* **Data in this exercise**:
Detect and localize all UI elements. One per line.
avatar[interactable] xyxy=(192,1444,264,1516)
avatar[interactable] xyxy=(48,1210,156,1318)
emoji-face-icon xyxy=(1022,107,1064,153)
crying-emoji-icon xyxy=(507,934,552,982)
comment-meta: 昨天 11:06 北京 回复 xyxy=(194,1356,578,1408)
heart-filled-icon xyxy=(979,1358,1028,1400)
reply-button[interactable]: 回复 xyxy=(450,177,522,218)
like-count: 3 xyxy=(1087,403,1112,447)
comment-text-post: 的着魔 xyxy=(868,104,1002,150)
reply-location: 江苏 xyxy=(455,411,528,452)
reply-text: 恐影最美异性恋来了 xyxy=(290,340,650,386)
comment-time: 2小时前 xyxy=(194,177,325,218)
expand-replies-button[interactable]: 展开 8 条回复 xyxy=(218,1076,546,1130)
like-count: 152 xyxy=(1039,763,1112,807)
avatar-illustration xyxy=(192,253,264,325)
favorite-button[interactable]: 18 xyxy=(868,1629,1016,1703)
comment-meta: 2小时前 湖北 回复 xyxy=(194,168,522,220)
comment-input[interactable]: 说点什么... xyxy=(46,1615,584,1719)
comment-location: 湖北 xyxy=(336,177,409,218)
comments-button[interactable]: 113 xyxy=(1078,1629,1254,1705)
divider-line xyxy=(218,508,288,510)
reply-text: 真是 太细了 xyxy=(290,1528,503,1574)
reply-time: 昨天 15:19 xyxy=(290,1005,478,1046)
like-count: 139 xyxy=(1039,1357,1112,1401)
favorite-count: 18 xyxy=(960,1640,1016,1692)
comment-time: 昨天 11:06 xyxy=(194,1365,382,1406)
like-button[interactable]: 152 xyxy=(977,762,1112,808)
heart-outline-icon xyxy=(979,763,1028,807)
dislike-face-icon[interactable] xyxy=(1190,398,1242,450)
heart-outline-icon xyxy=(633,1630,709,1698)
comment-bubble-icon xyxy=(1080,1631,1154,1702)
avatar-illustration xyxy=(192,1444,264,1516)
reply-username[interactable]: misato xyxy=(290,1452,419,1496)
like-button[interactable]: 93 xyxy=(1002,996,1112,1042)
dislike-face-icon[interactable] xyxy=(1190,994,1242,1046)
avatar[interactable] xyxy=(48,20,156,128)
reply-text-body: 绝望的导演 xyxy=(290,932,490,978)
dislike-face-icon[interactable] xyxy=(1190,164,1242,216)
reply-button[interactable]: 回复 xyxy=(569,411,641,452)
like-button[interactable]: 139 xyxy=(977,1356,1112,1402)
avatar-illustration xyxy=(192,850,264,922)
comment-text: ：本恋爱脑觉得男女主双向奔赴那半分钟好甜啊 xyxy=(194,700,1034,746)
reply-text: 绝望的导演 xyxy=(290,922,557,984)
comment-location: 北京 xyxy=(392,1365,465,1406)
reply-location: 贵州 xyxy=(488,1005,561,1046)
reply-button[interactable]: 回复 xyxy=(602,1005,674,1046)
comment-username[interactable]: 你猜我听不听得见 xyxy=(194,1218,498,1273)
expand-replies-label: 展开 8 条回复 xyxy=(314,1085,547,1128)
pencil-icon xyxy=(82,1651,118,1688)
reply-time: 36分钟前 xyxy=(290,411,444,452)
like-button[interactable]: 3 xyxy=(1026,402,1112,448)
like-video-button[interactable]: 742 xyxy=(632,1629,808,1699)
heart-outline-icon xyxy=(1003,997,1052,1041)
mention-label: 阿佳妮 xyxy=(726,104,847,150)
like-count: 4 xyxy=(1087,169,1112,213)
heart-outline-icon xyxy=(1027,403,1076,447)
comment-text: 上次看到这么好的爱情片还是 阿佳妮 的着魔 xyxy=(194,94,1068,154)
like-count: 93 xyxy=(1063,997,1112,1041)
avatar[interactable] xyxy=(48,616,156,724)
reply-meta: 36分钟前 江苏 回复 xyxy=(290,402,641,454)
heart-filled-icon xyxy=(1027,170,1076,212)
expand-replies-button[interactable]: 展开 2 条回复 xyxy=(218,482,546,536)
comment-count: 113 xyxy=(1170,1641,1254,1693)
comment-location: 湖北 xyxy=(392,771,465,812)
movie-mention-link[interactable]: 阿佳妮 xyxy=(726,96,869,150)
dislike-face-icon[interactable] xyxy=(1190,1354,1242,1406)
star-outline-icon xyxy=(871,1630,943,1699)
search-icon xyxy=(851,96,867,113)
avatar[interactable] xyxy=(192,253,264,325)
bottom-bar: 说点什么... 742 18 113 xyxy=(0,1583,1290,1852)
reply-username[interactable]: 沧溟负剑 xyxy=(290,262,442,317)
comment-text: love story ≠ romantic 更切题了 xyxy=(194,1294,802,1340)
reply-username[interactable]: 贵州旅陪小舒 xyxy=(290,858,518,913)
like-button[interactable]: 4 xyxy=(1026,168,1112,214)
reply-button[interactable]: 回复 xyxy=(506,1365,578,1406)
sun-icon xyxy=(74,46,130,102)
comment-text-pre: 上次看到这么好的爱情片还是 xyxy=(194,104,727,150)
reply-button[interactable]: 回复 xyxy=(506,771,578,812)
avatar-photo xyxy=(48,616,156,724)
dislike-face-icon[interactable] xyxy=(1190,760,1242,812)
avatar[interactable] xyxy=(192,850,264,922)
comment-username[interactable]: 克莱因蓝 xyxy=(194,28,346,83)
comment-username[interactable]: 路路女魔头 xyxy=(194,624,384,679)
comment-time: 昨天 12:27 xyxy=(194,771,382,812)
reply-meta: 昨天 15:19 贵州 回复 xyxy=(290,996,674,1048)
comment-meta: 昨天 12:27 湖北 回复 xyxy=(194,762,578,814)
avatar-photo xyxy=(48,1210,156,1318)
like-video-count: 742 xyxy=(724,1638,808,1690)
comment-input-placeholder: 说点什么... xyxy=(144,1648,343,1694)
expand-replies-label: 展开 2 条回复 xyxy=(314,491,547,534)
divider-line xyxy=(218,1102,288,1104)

* **Written exercise**: Rewrite the entries above with every "dislike-face-icon" changed to "dislike-button", keeping everything else unchanged.

* **The solution**:
Detect and localize all UI elements. One per line.
avatar[interactable] xyxy=(192,1444,264,1516)
avatar[interactable] xyxy=(48,1210,156,1318)
emoji-face-icon xyxy=(1022,107,1064,153)
crying-emoji-icon xyxy=(507,934,552,982)
comment-meta: 昨天 11:06 北京 回复 xyxy=(194,1356,578,1408)
heart-filled-icon xyxy=(979,1358,1028,1400)
reply-button[interactable]: 回复 xyxy=(450,177,522,218)
like-count: 3 xyxy=(1087,403,1112,447)
comment-text-post: 的着魔 xyxy=(868,104,1002,150)
reply-location: 江苏 xyxy=(455,411,528,452)
reply-text: 恐影最美异性恋来了 xyxy=(290,340,650,386)
comment-time: 2小时前 xyxy=(194,177,325,218)
expand-replies-button[interactable]: 展开 8 条回复 xyxy=(218,1076,546,1130)
like-count: 152 xyxy=(1039,763,1112,807)
avatar-illustration xyxy=(192,253,264,325)
favorite-button[interactable]: 18 xyxy=(868,1629,1016,1703)
comment-meta: 2小时前 湖北 回复 xyxy=(194,168,522,220)
comment-input[interactable]: 说点什么... xyxy=(46,1615,584,1719)
comment-location: 湖北 xyxy=(336,177,409,218)
comments-button[interactable]: 113 xyxy=(1078,1629,1254,1705)
divider-line xyxy=(218,508,288,510)
reply-text: 真是 太细了 xyxy=(290,1528,503,1574)
reply-time: 昨天 15:19 xyxy=(290,1005,478,1046)
like-count: 139 xyxy=(1039,1357,1112,1401)
favorite-count: 18 xyxy=(960,1640,1016,1692)
comment-time: 昨天 11:06 xyxy=(194,1365,382,1406)
like-button[interactable]: 152 xyxy=(977,762,1112,808)
heart-outline-icon xyxy=(979,763,1028,807)
dislike-button[interactable] xyxy=(1190,398,1242,450)
heart-outline-icon xyxy=(633,1630,709,1698)
comment-bubble-icon xyxy=(1080,1631,1154,1702)
avatar-illustration xyxy=(192,1444,264,1516)
reply-username[interactable]: misato xyxy=(290,1452,419,1496)
like-button[interactable]: 93 xyxy=(1002,996,1112,1042)
dislike-button[interactable] xyxy=(1190,994,1242,1046)
avatar[interactable] xyxy=(48,20,156,128)
reply-text-body: 绝望的导演 xyxy=(290,932,490,978)
dislike-button[interactable] xyxy=(1190,164,1242,216)
reply-button[interactable]: 回复 xyxy=(569,411,641,452)
like-button[interactable]: 139 xyxy=(977,1356,1112,1402)
avatar-illustration xyxy=(192,850,264,922)
comment-text: ：本恋爱脑觉得男女主双向奔赴那半分钟好甜啊 xyxy=(194,700,1034,746)
reply-text: 绝望的导演 xyxy=(290,922,557,984)
comment-location: 北京 xyxy=(392,1365,465,1406)
reply-location: 贵州 xyxy=(488,1005,561,1046)
reply-button[interactable]: 回复 xyxy=(602,1005,674,1046)
comment-username[interactable]: 你猜我听不听得见 xyxy=(194,1218,498,1273)
expand-replies-label: 展开 8 条回复 xyxy=(314,1085,547,1128)
pencil-icon xyxy=(82,1651,118,1688)
reply-time: 36分钟前 xyxy=(290,411,444,452)
like-button[interactable]: 3 xyxy=(1026,402,1112,448)
like-video-button[interactable]: 742 xyxy=(632,1629,808,1699)
heart-outline-icon xyxy=(1003,997,1052,1041)
mention-label: 阿佳妮 xyxy=(726,104,847,150)
like-count: 4 xyxy=(1087,169,1112,213)
heart-outline-icon xyxy=(1027,403,1076,447)
comment-text: 上次看到这么好的爱情片还是 阿佳妮 的着魔 xyxy=(194,94,1068,154)
like-count: 93 xyxy=(1063,997,1112,1041)
avatar[interactable] xyxy=(48,616,156,724)
reply-meta: 36分钟前 江苏 回复 xyxy=(290,402,641,454)
heart-filled-icon xyxy=(1027,170,1076,212)
expand-replies-button[interactable]: 展开 2 条回复 xyxy=(218,482,546,536)
comment-count: 113 xyxy=(1170,1641,1254,1693)
comment-location: 湖北 xyxy=(392,771,465,812)
movie-mention-link[interactable]: 阿佳妮 xyxy=(726,96,869,150)
dislike-button[interactable] xyxy=(1190,1354,1242,1406)
star-outline-icon xyxy=(871,1630,943,1699)
search-icon xyxy=(851,96,867,113)
avatar[interactable] xyxy=(192,253,264,325)
bottom-bar: 说点什么... 742 18 113 xyxy=(0,1583,1290,1852)
reply-username[interactable]: 沧溟负剑 xyxy=(290,262,442,317)
comment-text: love story ≠ romantic 更切题了 xyxy=(194,1294,802,1340)
reply-username[interactable]: 贵州旅陪小舒 xyxy=(290,858,518,913)
like-button[interactable]: 4 xyxy=(1026,168,1112,214)
reply-button[interactable]: 回复 xyxy=(506,1365,578,1406)
sun-icon xyxy=(74,46,130,102)
comment-text-pre: 上次看到这么好的爱情片还是 xyxy=(194,104,727,150)
reply-button[interactable]: 回复 xyxy=(506,771,578,812)
avatar-photo xyxy=(48,616,156,724)
dislike-button[interactable] xyxy=(1190,760,1242,812)
avatar[interactable] xyxy=(192,850,264,922)
comment-username[interactable]: 克莱因蓝 xyxy=(194,28,346,83)
comment-username[interactable]: 路路女魔头 xyxy=(194,624,384,679)
comment-time: 昨天 12:27 xyxy=(194,771,382,812)
reply-meta: 昨天 15:19 贵州 回复 xyxy=(290,996,674,1048)
comment-meta: 昨天 12:27 湖北 回复 xyxy=(194,762,578,814)
avatar-photo xyxy=(48,1210,156,1318)
like-video-count: 742 xyxy=(724,1638,808,1690)
comment-input-placeholder: 说点什么... xyxy=(144,1648,343,1694)
expand-replies-label: 展开 2 条回复 xyxy=(314,491,547,534)
divider-line xyxy=(218,1102,288,1104)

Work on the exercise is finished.